* Given task:
Please work out how many lines in the material contain "Body" and give only that figure.

-- begin Provided material --

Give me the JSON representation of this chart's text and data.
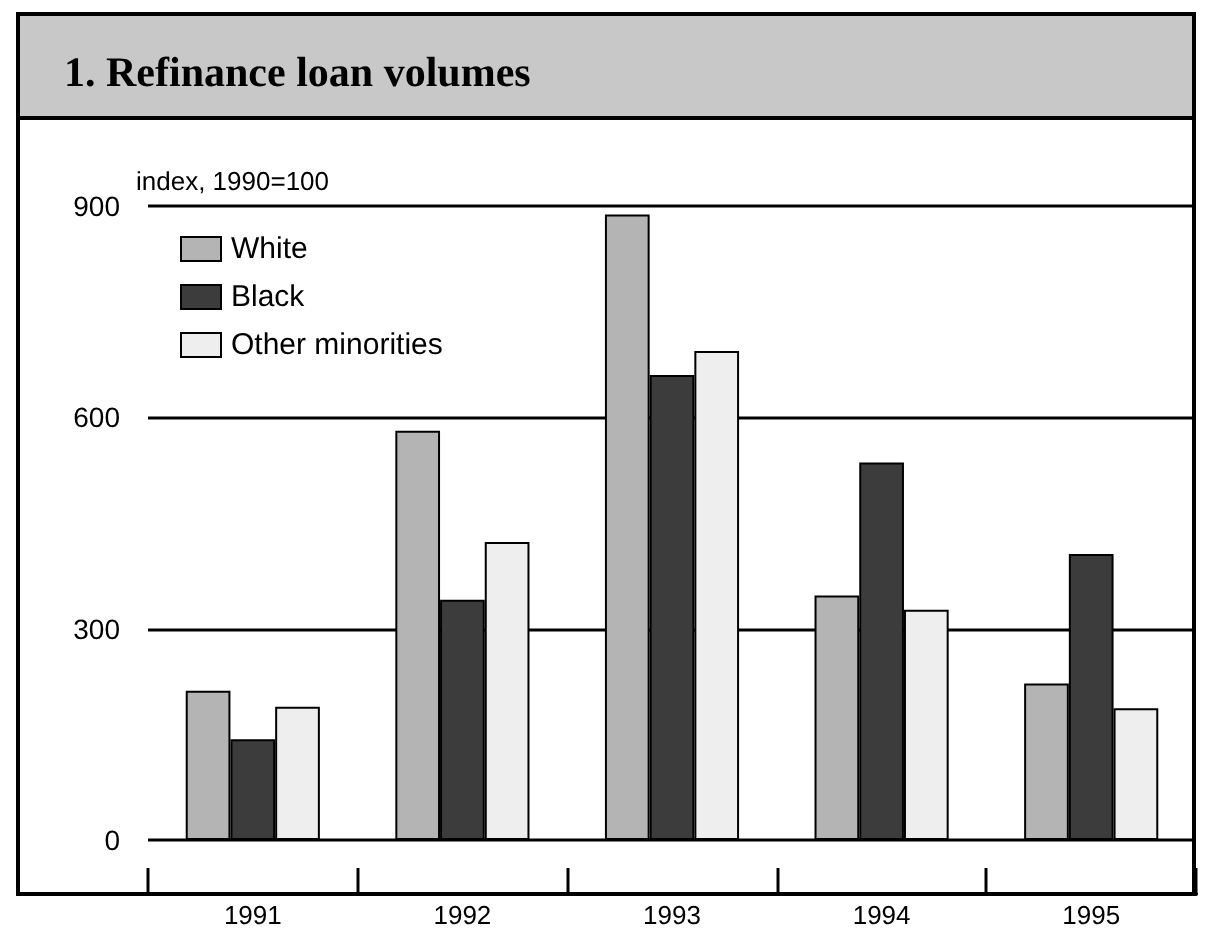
{
  "chart_data": {
    "type": "bar",
    "title": "1. Refinance loan volumes",
    "ylabel": "index, 1990=100",
    "categories": [
      "1991",
      "1992",
      "1993",
      "1994",
      "1995"
    ],
    "series": [
      {
        "name": "White",
        "color": "#b4b4b4",
        "values": [
          212,
          581,
          888,
          347,
          222
        ]
      },
      {
        "name": "Black",
        "color": "#3c3c3c",
        "values": [
          143,
          341,
          660,
          536,
          406
        ]
      },
      {
        "name": "Other minorities",
        "color": "#eeeeee",
        "values": [
          189,
          423,
          694,
          327,
          187
        ]
      }
    ],
    "ylim": [
      0,
      900
    ],
    "yticks": [
      0,
      300,
      600,
      900
    ],
    "grid": "y",
    "legend": "top left"
  }
}
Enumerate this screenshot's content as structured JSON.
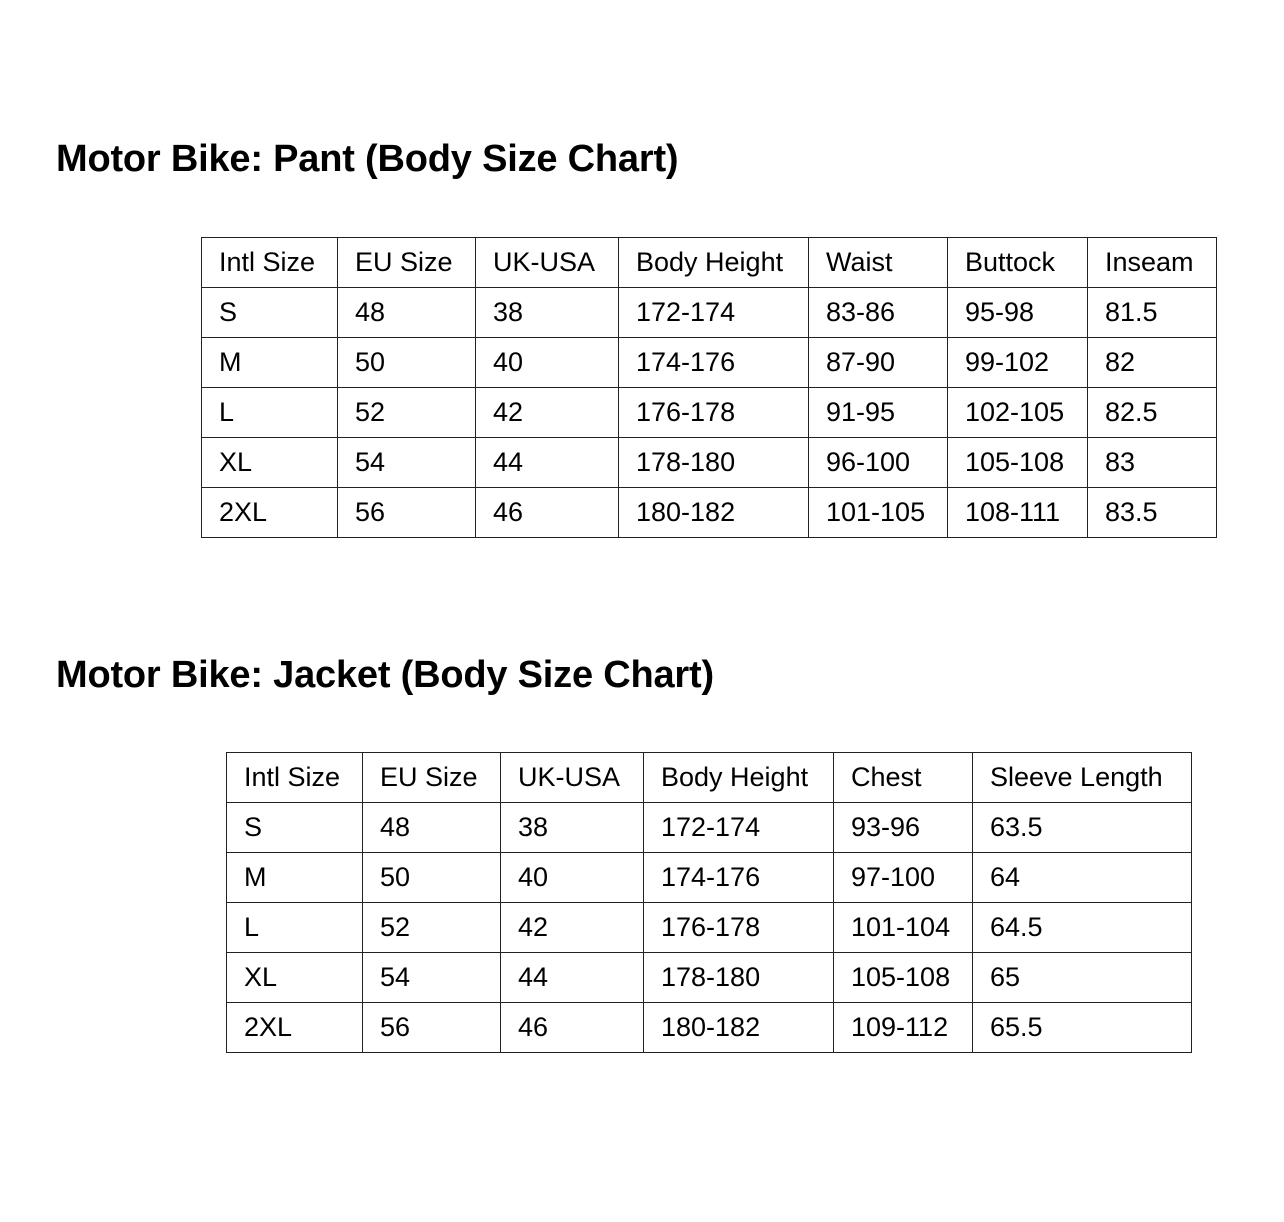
{
  "pant": {
    "title": "Motor Bike: Pant (Body Size Chart)",
    "headers": [
      "Intl Size",
      "EU Size",
      "UK-USA",
      "Body Height",
      "Waist",
      "Buttock",
      "Inseam"
    ],
    "rows": [
      [
        "S",
        "48",
        "38",
        "172-174",
        "83-86",
        "95-98",
        "81.5"
      ],
      [
        "M",
        "50",
        "40",
        "174-176",
        "87-90",
        "99-102",
        "82"
      ],
      [
        "L",
        "52",
        "42",
        "176-178",
        "91-95",
        "102-105",
        "82.5"
      ],
      [
        "XL",
        "54",
        "44",
        "178-180",
        "96-100",
        "105-108",
        "83"
      ],
      [
        "2XL",
        "56",
        "46",
        "180-182",
        "101-105",
        "108-111",
        "83.5"
      ]
    ]
  },
  "jacket": {
    "title": "Motor Bike: Jacket (Body Size Chart)",
    "headers": [
      "Intl Size",
      "EU Size",
      "UK-USA",
      "Body Height",
      "Chest",
      "Sleeve Length"
    ],
    "rows": [
      [
        "S",
        "48",
        "38",
        "172-174",
        "93-96",
        "63.5"
      ],
      [
        "M",
        "50",
        "40",
        "174-176",
        "97-100",
        "64"
      ],
      [
        "L",
        "52",
        "42",
        "176-178",
        "101-104",
        "64.5"
      ],
      [
        "XL",
        "54",
        "44",
        "178-180",
        "105-108",
        "65"
      ],
      [
        "2XL",
        "56",
        "46",
        "180-182",
        "109-112",
        "65.5"
      ]
    ]
  }
}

-- end Provided material --

* Task answer:
4